• [Data provided]:
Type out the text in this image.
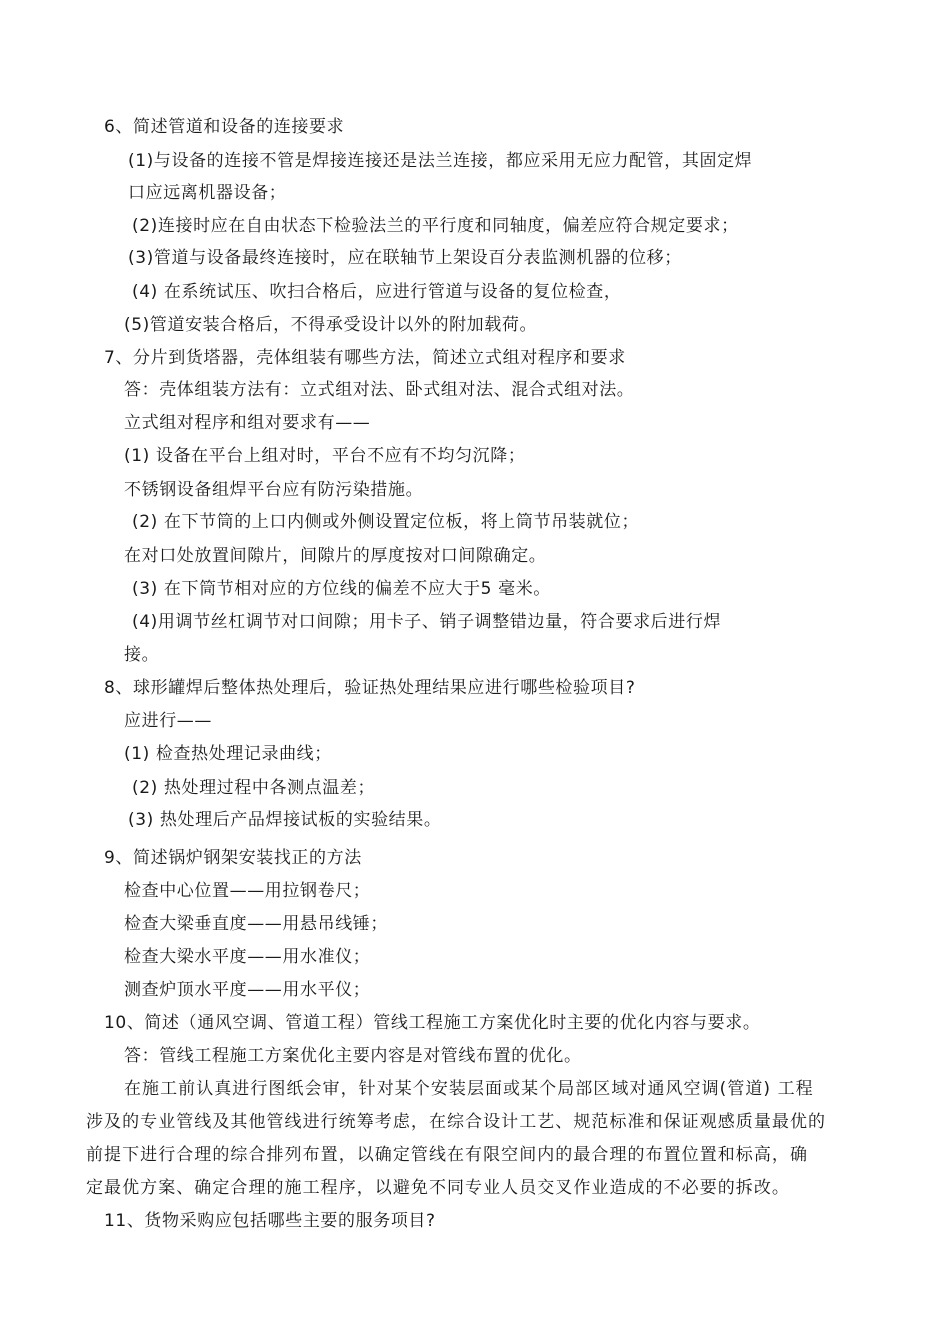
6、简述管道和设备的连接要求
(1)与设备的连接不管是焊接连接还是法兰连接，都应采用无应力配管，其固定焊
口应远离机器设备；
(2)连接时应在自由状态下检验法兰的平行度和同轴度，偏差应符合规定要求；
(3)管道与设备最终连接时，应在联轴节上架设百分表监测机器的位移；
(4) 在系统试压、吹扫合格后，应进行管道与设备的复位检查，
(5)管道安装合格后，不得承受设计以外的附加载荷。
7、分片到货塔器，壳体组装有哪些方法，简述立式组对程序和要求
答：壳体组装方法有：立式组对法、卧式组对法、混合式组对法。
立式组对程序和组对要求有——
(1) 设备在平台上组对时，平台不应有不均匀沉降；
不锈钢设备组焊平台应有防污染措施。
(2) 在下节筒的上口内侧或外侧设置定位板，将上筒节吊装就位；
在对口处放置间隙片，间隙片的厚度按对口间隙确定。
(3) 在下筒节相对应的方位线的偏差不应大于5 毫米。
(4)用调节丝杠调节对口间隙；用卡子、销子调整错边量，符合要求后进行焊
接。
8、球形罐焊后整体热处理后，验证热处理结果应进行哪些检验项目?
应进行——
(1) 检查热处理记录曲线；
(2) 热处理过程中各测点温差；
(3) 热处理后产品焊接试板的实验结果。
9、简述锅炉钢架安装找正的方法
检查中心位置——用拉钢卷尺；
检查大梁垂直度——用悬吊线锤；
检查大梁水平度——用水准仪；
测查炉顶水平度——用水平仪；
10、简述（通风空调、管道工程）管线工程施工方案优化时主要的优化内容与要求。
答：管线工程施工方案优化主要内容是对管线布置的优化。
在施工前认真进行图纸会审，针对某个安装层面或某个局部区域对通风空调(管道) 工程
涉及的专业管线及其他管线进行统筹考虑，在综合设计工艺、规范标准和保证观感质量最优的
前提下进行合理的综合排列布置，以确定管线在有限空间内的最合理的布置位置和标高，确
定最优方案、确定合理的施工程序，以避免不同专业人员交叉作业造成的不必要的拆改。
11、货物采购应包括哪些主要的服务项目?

• [What is expected]: Repeat the material above in full and exactly, apart from the pictures.

• [Answer to the task]:
Type out the text in this image.
6、简述管道和设备的连接要求
(1)与设备的连接不管是焊接连接还是法兰连接，都应采用无应力配管，其固定焊
口应远离机器设备；
(2)连接时应在自由状态下检验法兰的平行度和同轴度，偏差应符合规定要求；
(3)管道与设备最终连接时，应在联轴节上架设百分表监测机器的位移；
(4) 在系统试压、吹扫合格后，应进行管道与设备的复位检查，
(5)管道安装合格后，不得承受设计以外的附加载荷。
7、分片到货塔器，壳体组装有哪些方法，简述立式组对程序和要求
答：壳体组装方法有：立式组对法、卧式组对法、混合式组对法。
立式组对程序和组对要求有——
(1) 设备在平台上组对时，平台不应有不均匀沉降；
不锈钢设备组焊平台应有防污染措施。
(2) 在下节筒的上口内侧或外侧设置定位板，将上筒节吊装就位；
在对口处放置间隙片，间隙片的厚度按对口间隙确定。
(3) 在下筒节相对应的方位线的偏差不应大于5 毫米。
(4)用调节丝杠调节对口间隙；用卡子、销子调整错边量，符合要求后进行焊
接。
8、球形罐焊后整体热处理后，验证热处理结果应进行哪些检验项目?
应进行——
(1) 检查热处理记录曲线；
(2) 热处理过程中各测点温差；
(3) 热处理后产品焊接试板的实验结果。
9、简述锅炉钢架安装找正的方法
检查中心位置——用拉钢卷尺；
检查大梁垂直度——用悬吊线锤；
检查大梁水平度——用水准仪；
测查炉顶水平度——用水平仪；
10、简述（通风空调、管道工程）管线工程施工方案优化时主要的优化内容与要求。
答：管线工程施工方案优化主要内容是对管线布置的优化。
在施工前认真进行图纸会审，针对某个安装层面或某个局部区域对通风空调(管道) 工程
涉及的专业管线及其他管线进行统筹考虑，在综合设计工艺、规范标准和保证观感质量最优的
前提下进行合理的综合排列布置，以确定管线在有限空间内的最合理的布置位置和标高，确
定最优方案、确定合理的施工程序，以避免不同专业人员交叉作业造成的不必要的拆改。
11、货物采购应包括哪些主要的服务项目?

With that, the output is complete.